== Data lines ==
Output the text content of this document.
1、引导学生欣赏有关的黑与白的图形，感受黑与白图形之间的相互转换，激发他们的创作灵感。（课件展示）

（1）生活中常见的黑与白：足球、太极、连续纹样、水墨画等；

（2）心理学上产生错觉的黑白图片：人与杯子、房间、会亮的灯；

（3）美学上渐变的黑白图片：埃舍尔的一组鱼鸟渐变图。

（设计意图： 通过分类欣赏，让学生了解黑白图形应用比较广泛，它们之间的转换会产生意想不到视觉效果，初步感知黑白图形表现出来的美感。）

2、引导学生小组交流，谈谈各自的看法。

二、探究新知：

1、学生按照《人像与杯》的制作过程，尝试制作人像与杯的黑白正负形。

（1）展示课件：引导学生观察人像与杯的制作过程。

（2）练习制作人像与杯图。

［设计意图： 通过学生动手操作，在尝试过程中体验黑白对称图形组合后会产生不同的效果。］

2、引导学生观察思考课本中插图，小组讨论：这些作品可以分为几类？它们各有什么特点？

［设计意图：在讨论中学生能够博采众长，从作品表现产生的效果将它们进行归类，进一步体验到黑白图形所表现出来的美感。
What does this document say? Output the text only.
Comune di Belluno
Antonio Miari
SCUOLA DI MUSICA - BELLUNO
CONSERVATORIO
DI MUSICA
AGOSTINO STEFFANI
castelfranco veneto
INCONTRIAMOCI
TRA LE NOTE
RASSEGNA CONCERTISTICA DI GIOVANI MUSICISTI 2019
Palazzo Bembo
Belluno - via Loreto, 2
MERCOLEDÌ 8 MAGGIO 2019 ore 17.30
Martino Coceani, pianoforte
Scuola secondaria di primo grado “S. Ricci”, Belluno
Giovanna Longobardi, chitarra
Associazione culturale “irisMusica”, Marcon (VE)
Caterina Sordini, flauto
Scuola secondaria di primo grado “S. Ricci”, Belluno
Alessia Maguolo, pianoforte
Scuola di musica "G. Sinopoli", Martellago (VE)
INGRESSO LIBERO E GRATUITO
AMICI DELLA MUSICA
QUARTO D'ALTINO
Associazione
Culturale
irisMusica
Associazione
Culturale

== Exercise directions ==
Type out the full listing again, exactly as given.

== Solution for this task ==
Output the text content of this document.
1、引导学生欣赏有关的黑与白的图形，感受黑与白图形之间的相互转换，激发他们的创作灵感。（课件展示）

（1）生活中常见的黑与白：足球、太极、连续纹样、水墨画等；

（2）心理学上产生错觉的黑白图片：人与杯子、房间、会亮的灯；

（3）美学上渐变的黑白图片：埃舍尔的一组鱼鸟渐变图。

（设计意图： 通过分类欣赏，让学生了解黑白图形应用比较广泛，它们之间的转换会产生意想不到视觉效果，初步感知黑白图形表现出来的美感。）

2、引导学生小组交流，谈谈各自的看法。

二、探究新知：

1、学生按照《人像与杯》的制作过程，尝试制作人像与杯的黑白正负形。

（1）展示课件：引导学生观察人像与杯的制作过程。

（2）练习制作人像与杯图。

［设计意图： 通过学生动手操作，在尝试过程中体验黑白对称图形组合后会产生不同的效果。］

2、引导学生观察思考课本中插图，小组讨论：这些作品可以分为几类？它们各有什么特点？

［设计意图：在讨论中学生能够博采众长，从作品表现产生的效果将它们进行归类，进一步体验到黑白图形所表现出来的美感。
What does this document say? Output the text only.
Comune di Belluno
Antonio Miari
SCUOLA DI MUSICA - BELLUNO
CONSERVATORIO
DI MUSICA
AGOSTINO STEFFANI
castelfranco veneto
INCONTRIAMOCI
TRA LE NOTE
RASSEGNA CONCERTISTICA DI GIOVANI MUSICISTI 2019
Palazzo Bembo
Belluno - via Loreto, 2
MERCOLEDÌ 8 MAGGIO 2019 ore 17.30
Martino Coceani, pianoforte
Scuola secondaria di primo grado “S. Ricci”, Belluno
Giovanna Longobardi, chitarra
Associazione culturale “irisMusica”, Marcon (VE)
Caterina Sordini, flauto
Scuola secondaria di primo grado “S. Ricci”, Belluno
Alessia Maguolo, pianoforte
Scuola di musica "G. Sinopoli", Martellago (VE)
INGRESSO LIBERO E GRATUITO
AMICI DELLA MUSICA
QUARTO D'ALTINO
Associazione
Culturale
irisMusica
Associazione
Culturale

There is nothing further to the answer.